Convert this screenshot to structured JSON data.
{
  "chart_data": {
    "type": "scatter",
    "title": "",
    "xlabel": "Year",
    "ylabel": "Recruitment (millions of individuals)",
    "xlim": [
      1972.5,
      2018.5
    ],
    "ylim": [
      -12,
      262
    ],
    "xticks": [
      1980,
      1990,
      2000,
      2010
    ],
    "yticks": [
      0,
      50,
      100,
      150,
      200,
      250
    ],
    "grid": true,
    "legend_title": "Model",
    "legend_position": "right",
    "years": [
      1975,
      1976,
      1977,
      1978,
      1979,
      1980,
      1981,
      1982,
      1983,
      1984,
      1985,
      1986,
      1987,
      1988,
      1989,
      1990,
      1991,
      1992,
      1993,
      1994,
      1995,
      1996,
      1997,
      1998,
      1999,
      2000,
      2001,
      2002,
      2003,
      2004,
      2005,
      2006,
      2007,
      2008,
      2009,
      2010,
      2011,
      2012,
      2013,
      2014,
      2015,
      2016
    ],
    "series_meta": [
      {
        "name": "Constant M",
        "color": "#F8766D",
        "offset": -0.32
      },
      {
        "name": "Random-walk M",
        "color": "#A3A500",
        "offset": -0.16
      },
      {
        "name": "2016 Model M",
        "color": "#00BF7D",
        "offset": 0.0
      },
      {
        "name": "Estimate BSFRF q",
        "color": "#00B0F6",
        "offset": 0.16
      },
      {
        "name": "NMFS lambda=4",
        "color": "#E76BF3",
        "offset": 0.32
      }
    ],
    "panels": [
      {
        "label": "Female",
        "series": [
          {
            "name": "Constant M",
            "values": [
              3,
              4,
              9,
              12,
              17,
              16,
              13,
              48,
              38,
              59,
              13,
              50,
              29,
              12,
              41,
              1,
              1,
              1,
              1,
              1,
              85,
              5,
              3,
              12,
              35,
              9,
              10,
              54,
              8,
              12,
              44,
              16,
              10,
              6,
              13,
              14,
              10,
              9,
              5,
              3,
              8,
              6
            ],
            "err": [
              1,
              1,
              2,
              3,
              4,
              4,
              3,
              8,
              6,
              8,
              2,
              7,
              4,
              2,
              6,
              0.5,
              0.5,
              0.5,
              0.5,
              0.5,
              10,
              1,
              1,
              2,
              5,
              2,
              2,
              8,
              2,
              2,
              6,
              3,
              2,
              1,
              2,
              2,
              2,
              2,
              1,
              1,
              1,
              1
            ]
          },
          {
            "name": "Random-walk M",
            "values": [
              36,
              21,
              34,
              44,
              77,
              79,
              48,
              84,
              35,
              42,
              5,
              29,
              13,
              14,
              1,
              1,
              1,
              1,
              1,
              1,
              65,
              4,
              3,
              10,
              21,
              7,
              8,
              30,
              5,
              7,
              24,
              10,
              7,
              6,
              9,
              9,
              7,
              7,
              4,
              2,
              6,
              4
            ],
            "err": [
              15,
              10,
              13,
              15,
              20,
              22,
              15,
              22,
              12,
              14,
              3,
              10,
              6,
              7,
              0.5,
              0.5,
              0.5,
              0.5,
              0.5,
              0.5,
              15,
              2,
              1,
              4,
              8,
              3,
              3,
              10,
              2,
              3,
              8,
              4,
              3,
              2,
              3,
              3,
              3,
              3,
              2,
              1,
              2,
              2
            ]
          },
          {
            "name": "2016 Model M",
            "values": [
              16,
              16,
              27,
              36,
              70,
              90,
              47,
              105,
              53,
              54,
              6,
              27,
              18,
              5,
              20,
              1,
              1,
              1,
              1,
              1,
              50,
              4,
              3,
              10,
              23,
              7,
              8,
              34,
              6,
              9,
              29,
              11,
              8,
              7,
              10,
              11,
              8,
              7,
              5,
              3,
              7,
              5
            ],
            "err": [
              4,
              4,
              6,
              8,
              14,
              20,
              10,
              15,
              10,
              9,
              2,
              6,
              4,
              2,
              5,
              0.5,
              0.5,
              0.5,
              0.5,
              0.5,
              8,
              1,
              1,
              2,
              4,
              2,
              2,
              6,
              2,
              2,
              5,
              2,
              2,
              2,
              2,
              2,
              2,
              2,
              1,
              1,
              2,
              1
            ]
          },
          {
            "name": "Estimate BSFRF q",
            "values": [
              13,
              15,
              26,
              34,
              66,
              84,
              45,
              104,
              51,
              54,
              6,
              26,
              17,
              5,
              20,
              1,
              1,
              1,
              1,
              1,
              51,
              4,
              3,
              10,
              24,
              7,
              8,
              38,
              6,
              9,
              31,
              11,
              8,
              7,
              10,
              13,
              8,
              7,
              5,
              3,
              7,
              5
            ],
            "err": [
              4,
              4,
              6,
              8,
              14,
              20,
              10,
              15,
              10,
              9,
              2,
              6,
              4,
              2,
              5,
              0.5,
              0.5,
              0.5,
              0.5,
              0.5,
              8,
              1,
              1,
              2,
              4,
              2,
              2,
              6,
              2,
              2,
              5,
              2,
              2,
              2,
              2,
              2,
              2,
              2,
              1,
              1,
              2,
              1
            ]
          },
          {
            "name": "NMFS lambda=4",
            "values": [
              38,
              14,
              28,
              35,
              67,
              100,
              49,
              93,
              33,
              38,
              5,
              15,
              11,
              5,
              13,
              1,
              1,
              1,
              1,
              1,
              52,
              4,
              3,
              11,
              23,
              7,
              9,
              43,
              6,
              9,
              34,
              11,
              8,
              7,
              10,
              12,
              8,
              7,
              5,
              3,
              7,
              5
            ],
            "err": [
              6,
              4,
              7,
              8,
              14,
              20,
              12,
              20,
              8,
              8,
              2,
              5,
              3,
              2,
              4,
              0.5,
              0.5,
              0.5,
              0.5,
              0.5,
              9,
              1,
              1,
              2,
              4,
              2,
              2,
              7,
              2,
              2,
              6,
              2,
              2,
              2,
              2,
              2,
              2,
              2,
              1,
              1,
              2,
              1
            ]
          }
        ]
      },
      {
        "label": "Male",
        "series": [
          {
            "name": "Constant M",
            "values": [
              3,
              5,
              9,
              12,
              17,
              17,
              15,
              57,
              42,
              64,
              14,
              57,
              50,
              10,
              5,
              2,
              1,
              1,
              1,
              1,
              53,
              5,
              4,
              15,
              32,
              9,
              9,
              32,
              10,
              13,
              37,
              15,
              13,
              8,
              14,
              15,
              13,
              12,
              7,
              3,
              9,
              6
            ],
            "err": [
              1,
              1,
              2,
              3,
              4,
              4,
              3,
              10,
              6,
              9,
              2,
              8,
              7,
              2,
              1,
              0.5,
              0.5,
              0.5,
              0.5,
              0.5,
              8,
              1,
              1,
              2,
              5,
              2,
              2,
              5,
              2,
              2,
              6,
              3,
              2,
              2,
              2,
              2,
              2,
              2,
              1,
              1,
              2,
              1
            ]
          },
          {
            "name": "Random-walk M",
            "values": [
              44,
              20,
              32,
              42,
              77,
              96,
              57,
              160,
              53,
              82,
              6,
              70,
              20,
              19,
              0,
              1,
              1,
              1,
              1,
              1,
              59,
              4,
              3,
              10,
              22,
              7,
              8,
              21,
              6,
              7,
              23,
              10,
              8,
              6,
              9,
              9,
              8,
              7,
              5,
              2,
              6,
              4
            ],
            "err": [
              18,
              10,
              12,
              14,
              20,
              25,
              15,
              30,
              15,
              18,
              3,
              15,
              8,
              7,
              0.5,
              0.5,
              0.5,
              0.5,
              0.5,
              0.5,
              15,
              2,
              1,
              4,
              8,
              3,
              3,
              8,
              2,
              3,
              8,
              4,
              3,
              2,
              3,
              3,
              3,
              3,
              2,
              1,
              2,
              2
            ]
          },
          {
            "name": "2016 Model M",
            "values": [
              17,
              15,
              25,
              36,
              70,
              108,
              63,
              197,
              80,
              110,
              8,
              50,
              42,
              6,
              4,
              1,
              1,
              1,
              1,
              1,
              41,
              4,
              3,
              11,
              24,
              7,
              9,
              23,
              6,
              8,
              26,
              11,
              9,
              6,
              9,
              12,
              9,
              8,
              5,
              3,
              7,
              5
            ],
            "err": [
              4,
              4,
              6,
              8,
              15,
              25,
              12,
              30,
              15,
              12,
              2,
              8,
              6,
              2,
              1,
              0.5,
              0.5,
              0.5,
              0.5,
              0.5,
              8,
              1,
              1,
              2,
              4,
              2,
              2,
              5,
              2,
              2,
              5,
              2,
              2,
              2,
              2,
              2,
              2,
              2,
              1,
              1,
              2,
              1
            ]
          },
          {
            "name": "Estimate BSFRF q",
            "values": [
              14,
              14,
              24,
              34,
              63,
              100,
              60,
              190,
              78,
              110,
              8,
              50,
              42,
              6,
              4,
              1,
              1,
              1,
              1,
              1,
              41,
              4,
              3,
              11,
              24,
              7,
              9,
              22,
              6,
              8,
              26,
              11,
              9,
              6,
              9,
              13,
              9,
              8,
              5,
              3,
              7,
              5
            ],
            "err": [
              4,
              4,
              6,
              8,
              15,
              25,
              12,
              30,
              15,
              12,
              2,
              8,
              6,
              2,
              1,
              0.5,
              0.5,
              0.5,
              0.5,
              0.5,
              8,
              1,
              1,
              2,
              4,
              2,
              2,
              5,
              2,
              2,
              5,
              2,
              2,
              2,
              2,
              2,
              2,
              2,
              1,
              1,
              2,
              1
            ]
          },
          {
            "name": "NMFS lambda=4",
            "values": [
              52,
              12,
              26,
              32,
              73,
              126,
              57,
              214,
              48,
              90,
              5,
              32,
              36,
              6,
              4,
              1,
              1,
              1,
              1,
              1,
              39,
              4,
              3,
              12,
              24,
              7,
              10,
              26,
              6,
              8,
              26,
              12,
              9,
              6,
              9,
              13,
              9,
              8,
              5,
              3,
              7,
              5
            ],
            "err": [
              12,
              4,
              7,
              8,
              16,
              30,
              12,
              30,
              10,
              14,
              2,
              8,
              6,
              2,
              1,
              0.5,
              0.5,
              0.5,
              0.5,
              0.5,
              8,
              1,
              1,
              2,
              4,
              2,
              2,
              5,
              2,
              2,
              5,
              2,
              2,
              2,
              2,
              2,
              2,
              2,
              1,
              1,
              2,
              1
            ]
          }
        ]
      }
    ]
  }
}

○ ○ ○ ○

Read the lines above. Gather those in which the string "Model" is found.

RESPONSE TO THE TASK
    "legend_title": "Model",
        "name": "2016 Model M",
            "name": "2016 Model M",
            "name": "2016 Model M",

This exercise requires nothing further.